▶ [Task to carry out]: Copy the entries below exactly as they appear, leaving out the pictures.

** BEGIN **

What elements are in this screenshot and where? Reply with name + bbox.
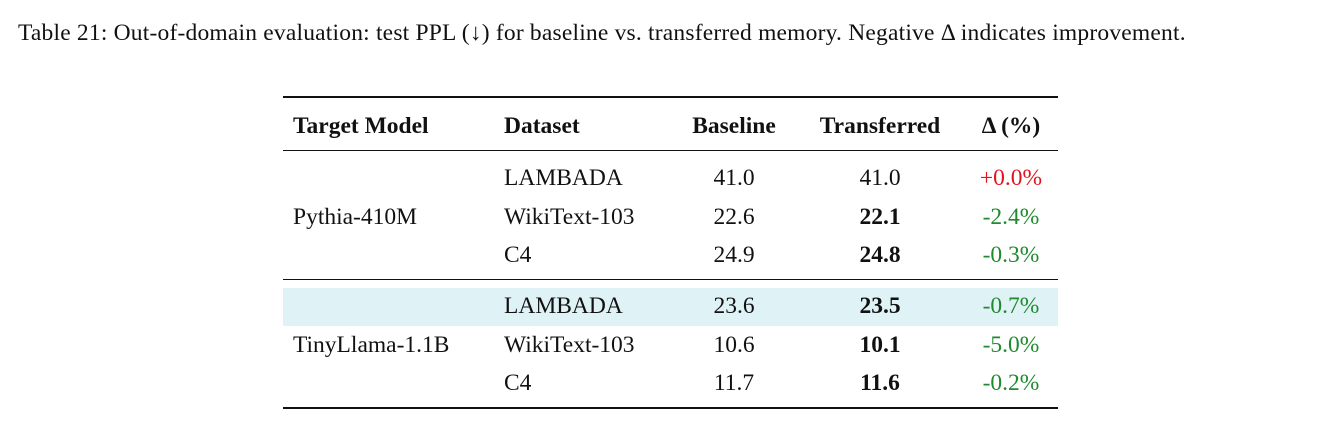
baseline: 11.7 — [713, 370, 755, 396]
transferred: 24.8 — [859, 242, 901, 268]
bottom-rule — [283, 407, 1058, 409]
transferred: 41.0 — [859, 165, 901, 191]
mid-rule — [283, 279, 1058, 280]
header-rule — [283, 150, 1058, 151]
delta: -2.4% — [982, 203, 1040, 230]
delta: -0.7% — [982, 293, 1040, 319]
dataset: WikiText-103 — [504, 331, 635, 358]
header-cell: Dataset — [504, 113, 580, 139]
baseline: 24.9 — [713, 242, 755, 268]
baseline: 22.6 — [713, 203, 755, 230]
delta: +0.0% — [979, 165, 1043, 191]
delta: -0.2% — [982, 370, 1040, 396]
model-name: Pythia-410M — [293, 203, 418, 230]
header-cell: Target Model — [293, 113, 429, 139]
dataset: C4 — [504, 370, 532, 396]
header-cell: Transferred — [819, 113, 941, 139]
delta: -0.3% — [982, 242, 1040, 268]
dataset: LAMBADA — [504, 165, 623, 191]
caption: Table 21: Out-of-domain evaluation: test… — [18, 20, 1186, 46]
transferred: 10.1 — [859, 331, 901, 358]
baseline: 10.6 — [713, 331, 755, 358]
transferred: 23.5 — [859, 293, 901, 319]
transferred: 11.6 — [860, 370, 900, 396]
dataset: LAMBADA — [504, 293, 623, 319]
baseline: 23.6 — [713, 293, 755, 319]
dataset: WikiText-103 — [504, 203, 635, 230]
top-rule — [283, 96, 1058, 98]
model-name: TinyLlama-1.1B — [293, 331, 450, 358]
baseline: 41.0 — [713, 165, 755, 191]
transferred: 22.1 — [859, 203, 901, 230]
header-cell: Δ (%) — [981, 113, 1041, 139]
dataset: C4 — [504, 242, 532, 268]
header-cell: Baseline — [692, 113, 776, 139]
delta: -5.0% — [982, 331, 1040, 358]
row-highlight — [283, 288, 1058, 326]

** END **

▶ [Exercise output]:
What elements are in this screenshot and where? Reply with name + bbox.
baseline: 11.7 — [713, 370, 755, 396]
transferred: 24.8 — [859, 242, 901, 268]
bottom-rule — [283, 407, 1058, 409]
transferred: 41.0 — [859, 165, 901, 191]
mid-rule — [283, 279, 1058, 280]
header-rule — [283, 150, 1058, 151]
delta: -2.4% — [982, 203, 1040, 230]
delta: -0.7% — [982, 293, 1040, 319]
dataset: WikiText-103 — [504, 331, 635, 358]
header-cell: Dataset — [504, 113, 580, 139]
baseline: 24.9 — [713, 242, 755, 268]
baseline: 22.6 — [713, 203, 755, 230]
delta: +0.0% — [979, 165, 1043, 191]
delta: -0.2% — [982, 370, 1040, 396]
model-name: Pythia-410M — [293, 203, 418, 230]
header-cell: Target Model — [293, 113, 429, 139]
dataset: C4 — [504, 370, 532, 396]
header-cell: Transferred — [819, 113, 941, 139]
delta: -0.3% — [982, 242, 1040, 268]
dataset: LAMBADA — [504, 165, 623, 191]
caption: Table 21: Out-of-domain evaluation: test… — [18, 20, 1186, 46]
transferred: 10.1 — [859, 331, 901, 358]
baseline: 10.6 — [713, 331, 755, 358]
transferred: 23.5 — [859, 293, 901, 319]
transferred: 11.6 — [860, 370, 900, 396]
dataset: LAMBADA — [504, 293, 623, 319]
baseline: 23.6 — [713, 293, 755, 319]
dataset: WikiText-103 — [504, 203, 635, 230]
top-rule — [283, 96, 1058, 98]
model-name: TinyLlama-1.1B — [293, 331, 450, 358]
baseline: 41.0 — [713, 165, 755, 191]
transferred: 22.1 — [859, 203, 901, 230]
header-cell: Δ (%) — [981, 113, 1041, 139]
dataset: C4 — [504, 242, 532, 268]
header-cell: Baseline — [692, 113, 776, 139]
delta: -5.0% — [982, 331, 1040, 358]
row-highlight — [283, 288, 1058, 326]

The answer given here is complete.